## Exercise aim
Copy out every line of the entries below word for word, without changing anything.

— start —

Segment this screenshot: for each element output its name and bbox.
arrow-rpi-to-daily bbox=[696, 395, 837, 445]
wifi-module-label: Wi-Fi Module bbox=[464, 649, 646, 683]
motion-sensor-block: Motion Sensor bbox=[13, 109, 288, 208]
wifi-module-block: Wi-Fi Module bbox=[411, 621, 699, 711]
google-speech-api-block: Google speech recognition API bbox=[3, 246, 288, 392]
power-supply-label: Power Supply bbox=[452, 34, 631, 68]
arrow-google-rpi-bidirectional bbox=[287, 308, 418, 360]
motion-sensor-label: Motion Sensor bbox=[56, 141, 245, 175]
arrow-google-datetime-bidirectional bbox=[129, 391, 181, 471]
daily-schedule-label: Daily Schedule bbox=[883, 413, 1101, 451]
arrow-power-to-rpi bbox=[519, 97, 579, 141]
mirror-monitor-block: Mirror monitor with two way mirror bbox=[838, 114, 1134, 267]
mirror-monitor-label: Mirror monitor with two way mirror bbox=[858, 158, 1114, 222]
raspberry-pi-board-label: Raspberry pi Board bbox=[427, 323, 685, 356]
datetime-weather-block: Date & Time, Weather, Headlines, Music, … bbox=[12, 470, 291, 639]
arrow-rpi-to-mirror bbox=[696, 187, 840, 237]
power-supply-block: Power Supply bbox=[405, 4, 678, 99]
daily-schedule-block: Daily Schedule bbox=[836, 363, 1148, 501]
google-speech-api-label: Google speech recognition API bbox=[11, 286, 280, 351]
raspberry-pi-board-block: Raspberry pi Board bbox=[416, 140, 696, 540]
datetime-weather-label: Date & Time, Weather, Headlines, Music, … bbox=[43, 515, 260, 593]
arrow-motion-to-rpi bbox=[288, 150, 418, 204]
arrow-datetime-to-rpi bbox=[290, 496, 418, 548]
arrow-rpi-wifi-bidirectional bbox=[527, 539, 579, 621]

— end —

## Solution to this problem
Segment this screenshot: for each element output its name and bbox.
arrow-rpi-to-daily bbox=[696, 395, 837, 445]
wifi-module-label: Wi-Fi Module bbox=[464, 649, 646, 683]
motion-sensor-block: Motion Sensor bbox=[13, 109, 288, 208]
wifi-module-block: Wi-Fi Module bbox=[411, 621, 699, 711]
google-speech-api-block: Google speech recognition API bbox=[3, 246, 288, 392]
power-supply-label: Power Supply bbox=[452, 34, 631, 68]
arrow-google-rpi-bidirectional bbox=[287, 308, 418, 360]
motion-sensor-label: Motion Sensor bbox=[56, 141, 245, 175]
arrow-google-datetime-bidirectional bbox=[129, 391, 181, 471]
daily-schedule-label: Daily Schedule bbox=[883, 413, 1101, 451]
arrow-power-to-rpi bbox=[519, 97, 579, 141]
mirror-monitor-block: Mirror monitor with two way mirror bbox=[838, 114, 1134, 267]
mirror-monitor-label: Mirror monitor with two way mirror bbox=[858, 158, 1114, 222]
raspberry-pi-board-label: Raspberry pi Board bbox=[427, 323, 685, 356]
datetime-weather-block: Date & Time, Weather, Headlines, Music, … bbox=[12, 470, 291, 639]
arrow-rpi-to-mirror bbox=[696, 187, 840, 237]
power-supply-block: Power Supply bbox=[405, 4, 678, 99]
daily-schedule-block: Daily Schedule bbox=[836, 363, 1148, 501]
google-speech-api-label: Google speech recognition API bbox=[11, 286, 280, 351]
raspberry-pi-board-block: Raspberry pi Board bbox=[416, 140, 696, 540]
datetime-weather-label: Date & Time, Weather, Headlines, Music, … bbox=[43, 515, 260, 593]
arrow-motion-to-rpi bbox=[288, 150, 418, 204]
arrow-datetime-to-rpi bbox=[290, 496, 418, 548]
arrow-rpi-wifi-bidirectional bbox=[527, 539, 579, 621]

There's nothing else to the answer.